## Brief 1
In the case summary, on what date did Mr Rourke die?
## Brief 2
Retype part of the case summary word for word, starting with "Mr Rourke died" and going on through "Mr Rourke’s estate.".
***** Excerpted text
Mr Rourke died on 12 January 2009. On 12 June 2009, Mr Rourke’s personal representative executed a Deed of Acknowledgement and Assignment assigning his cause of action for damages (which survived pursuant to the Succession Act 1981) against Amaca to WorkCover. The Deed was also executed by WorkCover and Mr Rourke’s employers (and it is to be noted that Amaca was never an employer of Mr Rourke). The Deed provided that if the proceedings resulted in an award of damages in excess of statutory compensation paid by WorkCover, WorkCover would hold the excess in trust for the benefit of Mr Rourke’s estate.

WorkCover was subsequently substituted as a plaintiff in Mr Rourke’s Supreme Court claim, and the statement of claim was amended to reflect this. Amaca filed a defence alleging, inter alia, that the assignment was invalid as the cause of action was not capable of assignment.

WorkCover applied to the Supreme Court to have the issue of the validity of the assignment determined as a separate question. At first instance, Boddice J found it unnecessary to decide whether or not a cause of action in tort for personal injuries was capable of assignment, because of his finding that in any event WorkCover did not establish a pre-existing genuine substantial or commercial interest in the assignment. WorkCover appealed the issue.

Decision

The Court of Appeal found unanimously that the assignment was valid.

The Court stated the common law to be that a right to claim damages in negligence (including a claim for personal injuries) may be validly assigned where the assignee has a genuine commercial interest in the assignment. Importantly, the Court noted that the genuine commercial interest must come into existence prior to the assignment, although need not necessarily be a legally enforceable interest.

The Court found that WorkCover’s commercial interest, which predated the assignment, was in recoupment of statutory compensation paid and was akin to an insurer’s right of subrogation. The Court said the interest arose upon payment of the compensation. Although not a legal interest (on the basis of the parties’ agreed view of section 207B), it was nevertheless a genuine commercial interest. The Court found that this interest validated the assignment.
**********
***** Provided information
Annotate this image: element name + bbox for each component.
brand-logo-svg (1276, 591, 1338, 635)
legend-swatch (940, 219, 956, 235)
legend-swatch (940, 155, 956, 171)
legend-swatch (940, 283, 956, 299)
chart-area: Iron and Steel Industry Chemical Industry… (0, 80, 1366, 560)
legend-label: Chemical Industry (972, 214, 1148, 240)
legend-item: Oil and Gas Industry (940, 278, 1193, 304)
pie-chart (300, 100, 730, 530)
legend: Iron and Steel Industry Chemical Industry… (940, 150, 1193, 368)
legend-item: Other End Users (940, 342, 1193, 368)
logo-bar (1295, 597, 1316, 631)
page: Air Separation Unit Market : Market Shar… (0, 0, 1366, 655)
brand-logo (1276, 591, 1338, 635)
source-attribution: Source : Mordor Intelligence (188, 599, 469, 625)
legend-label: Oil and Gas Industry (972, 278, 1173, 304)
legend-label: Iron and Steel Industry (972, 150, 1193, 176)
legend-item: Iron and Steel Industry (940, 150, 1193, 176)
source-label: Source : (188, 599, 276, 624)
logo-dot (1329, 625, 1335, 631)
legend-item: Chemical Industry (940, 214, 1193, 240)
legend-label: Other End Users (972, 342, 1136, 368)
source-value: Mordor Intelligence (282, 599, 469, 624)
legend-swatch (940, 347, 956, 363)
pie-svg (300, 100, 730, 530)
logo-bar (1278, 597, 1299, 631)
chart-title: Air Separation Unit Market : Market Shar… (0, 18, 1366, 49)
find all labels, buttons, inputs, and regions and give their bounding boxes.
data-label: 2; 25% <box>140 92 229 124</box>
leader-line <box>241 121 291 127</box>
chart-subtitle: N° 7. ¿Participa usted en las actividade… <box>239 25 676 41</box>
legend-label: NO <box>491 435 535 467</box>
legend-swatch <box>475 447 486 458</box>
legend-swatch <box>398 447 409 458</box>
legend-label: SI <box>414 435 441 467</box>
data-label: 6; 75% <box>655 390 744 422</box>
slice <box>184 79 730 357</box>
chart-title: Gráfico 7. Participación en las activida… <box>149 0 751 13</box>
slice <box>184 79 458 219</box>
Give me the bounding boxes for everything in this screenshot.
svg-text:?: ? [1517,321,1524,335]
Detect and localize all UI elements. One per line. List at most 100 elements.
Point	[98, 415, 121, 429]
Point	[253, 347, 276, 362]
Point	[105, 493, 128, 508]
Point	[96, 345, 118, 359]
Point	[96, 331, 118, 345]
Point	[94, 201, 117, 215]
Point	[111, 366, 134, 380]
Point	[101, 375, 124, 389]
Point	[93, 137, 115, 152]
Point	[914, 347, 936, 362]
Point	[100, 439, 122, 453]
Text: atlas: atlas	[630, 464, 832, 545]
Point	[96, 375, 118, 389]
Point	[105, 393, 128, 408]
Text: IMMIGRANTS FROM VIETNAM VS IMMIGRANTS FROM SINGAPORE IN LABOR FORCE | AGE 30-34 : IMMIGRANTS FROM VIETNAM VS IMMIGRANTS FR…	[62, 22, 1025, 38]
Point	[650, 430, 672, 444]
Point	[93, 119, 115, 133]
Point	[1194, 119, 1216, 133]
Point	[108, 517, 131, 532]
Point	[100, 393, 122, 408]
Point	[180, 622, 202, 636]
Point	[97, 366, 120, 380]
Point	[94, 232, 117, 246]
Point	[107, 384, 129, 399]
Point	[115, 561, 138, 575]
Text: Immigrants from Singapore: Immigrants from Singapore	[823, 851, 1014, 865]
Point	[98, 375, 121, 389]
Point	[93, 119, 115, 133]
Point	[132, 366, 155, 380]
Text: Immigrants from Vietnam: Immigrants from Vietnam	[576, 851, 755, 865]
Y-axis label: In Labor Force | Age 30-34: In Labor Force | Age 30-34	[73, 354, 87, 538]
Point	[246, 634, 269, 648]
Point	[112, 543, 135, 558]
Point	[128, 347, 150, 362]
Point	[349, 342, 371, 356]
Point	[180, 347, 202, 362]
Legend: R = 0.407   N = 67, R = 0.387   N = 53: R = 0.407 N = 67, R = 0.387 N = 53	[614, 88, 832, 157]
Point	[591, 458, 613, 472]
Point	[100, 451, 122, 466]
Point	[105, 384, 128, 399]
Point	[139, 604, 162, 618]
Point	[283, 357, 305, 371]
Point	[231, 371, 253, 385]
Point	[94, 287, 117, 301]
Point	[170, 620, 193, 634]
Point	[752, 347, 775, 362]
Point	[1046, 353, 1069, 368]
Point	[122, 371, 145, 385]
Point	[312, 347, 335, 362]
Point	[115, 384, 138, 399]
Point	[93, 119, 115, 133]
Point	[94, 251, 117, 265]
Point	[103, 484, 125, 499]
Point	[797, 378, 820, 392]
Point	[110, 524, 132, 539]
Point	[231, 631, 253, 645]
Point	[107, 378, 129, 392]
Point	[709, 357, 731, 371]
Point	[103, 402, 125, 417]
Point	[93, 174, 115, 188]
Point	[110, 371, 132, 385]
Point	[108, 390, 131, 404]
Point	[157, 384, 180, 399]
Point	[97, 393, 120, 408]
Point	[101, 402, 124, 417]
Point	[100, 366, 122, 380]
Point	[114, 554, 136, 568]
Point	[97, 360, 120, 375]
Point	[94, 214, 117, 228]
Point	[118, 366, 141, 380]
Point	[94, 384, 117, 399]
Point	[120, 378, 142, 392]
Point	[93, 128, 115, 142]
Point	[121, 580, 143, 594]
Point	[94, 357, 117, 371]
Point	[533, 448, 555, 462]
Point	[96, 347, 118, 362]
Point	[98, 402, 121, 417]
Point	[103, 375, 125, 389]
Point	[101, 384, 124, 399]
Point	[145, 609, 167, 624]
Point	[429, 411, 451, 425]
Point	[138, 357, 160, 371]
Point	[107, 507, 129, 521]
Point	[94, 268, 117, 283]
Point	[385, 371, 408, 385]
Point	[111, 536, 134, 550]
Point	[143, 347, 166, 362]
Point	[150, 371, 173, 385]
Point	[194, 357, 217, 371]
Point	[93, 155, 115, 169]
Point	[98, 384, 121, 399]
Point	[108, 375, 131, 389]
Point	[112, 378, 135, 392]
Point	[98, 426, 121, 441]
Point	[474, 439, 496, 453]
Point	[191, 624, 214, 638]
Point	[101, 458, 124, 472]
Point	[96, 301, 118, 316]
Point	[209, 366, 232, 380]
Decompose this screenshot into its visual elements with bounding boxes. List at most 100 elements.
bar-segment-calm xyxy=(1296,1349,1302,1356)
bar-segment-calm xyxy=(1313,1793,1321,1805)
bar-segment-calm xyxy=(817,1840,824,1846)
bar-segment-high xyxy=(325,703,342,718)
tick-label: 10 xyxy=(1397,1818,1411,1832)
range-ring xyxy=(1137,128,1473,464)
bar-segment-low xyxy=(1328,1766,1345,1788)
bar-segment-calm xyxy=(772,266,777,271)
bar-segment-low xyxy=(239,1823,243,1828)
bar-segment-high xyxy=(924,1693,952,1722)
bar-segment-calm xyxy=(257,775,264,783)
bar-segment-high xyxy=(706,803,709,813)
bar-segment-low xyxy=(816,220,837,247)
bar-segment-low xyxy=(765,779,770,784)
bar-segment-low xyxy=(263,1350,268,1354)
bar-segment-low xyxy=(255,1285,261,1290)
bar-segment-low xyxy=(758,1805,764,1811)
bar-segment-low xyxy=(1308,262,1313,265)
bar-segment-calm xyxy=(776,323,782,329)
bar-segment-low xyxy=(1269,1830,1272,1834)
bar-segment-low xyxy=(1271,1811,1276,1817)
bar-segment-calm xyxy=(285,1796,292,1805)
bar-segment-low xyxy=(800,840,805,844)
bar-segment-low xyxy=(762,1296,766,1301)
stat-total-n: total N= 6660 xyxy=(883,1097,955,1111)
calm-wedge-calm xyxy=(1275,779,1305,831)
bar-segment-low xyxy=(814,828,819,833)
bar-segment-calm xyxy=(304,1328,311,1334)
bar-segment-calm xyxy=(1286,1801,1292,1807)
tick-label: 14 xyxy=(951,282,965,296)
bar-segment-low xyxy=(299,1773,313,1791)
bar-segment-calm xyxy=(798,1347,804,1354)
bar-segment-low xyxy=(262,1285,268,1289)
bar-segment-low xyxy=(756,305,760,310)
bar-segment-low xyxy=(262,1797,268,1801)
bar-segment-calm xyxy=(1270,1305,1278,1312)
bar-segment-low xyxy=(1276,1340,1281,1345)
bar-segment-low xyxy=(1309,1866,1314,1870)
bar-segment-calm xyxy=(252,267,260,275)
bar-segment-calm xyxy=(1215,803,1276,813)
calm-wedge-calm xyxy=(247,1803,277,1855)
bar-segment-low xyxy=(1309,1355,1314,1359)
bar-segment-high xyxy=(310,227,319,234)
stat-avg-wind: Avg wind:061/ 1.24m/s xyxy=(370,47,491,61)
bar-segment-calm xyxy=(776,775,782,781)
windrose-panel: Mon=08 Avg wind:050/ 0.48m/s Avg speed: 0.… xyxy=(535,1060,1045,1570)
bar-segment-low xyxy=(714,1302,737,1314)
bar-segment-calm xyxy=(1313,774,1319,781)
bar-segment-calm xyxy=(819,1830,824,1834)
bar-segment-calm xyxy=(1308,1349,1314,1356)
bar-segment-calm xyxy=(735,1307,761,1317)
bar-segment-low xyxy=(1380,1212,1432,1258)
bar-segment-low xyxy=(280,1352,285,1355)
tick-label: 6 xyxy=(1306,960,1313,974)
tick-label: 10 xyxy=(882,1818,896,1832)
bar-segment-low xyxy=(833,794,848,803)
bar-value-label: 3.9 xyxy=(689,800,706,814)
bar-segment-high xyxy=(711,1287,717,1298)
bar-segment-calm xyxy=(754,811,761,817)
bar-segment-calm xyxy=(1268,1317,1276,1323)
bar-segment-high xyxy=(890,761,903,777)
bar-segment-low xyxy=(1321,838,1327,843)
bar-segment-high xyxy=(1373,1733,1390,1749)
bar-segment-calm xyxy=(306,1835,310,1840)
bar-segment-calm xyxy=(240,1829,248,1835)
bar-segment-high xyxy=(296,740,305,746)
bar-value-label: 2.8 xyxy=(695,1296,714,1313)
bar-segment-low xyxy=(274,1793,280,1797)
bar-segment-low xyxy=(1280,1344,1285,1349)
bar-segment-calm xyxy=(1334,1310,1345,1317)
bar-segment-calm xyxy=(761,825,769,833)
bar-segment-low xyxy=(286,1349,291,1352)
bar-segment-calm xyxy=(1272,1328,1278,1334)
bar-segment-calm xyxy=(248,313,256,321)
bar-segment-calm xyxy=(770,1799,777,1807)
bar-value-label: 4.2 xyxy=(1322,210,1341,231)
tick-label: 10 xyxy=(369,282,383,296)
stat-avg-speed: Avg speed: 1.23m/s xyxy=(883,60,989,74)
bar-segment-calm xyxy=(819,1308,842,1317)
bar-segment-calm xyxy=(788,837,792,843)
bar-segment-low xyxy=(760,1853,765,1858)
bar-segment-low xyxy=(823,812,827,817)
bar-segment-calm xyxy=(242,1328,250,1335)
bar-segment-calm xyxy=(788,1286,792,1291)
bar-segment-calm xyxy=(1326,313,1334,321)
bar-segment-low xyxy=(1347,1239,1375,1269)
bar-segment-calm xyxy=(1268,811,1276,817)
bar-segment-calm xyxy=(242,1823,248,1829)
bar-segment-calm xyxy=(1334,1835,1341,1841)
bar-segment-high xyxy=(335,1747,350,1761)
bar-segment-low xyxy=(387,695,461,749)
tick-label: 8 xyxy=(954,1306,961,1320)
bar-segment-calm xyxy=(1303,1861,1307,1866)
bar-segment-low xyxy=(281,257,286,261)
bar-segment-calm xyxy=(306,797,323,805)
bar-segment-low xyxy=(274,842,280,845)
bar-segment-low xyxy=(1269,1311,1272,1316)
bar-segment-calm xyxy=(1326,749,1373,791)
**********
## Answer area 1
12 January 2009.

## Answer area 2
Mr Rourke died on 12 January 2009. On 12 June 2009, Mr Rourke’s personal representative executed a Deed of Acknowledgement and Assignment assigning his cause of action for damages (which survived pursuant to the Succession Act 1981) against Amaca to WorkCover. The Deed was also executed by WorkCover and Mr Rourke’s employers (and it is to be noted that Amaca was never an employer of Mr Rourke). The Deed provided that if the proceedings resulted in an award of damages in excess of statutory compensation paid by WorkCover, WorkCover would hold the excess in trust for the benefit of Mr Rourke’s estate.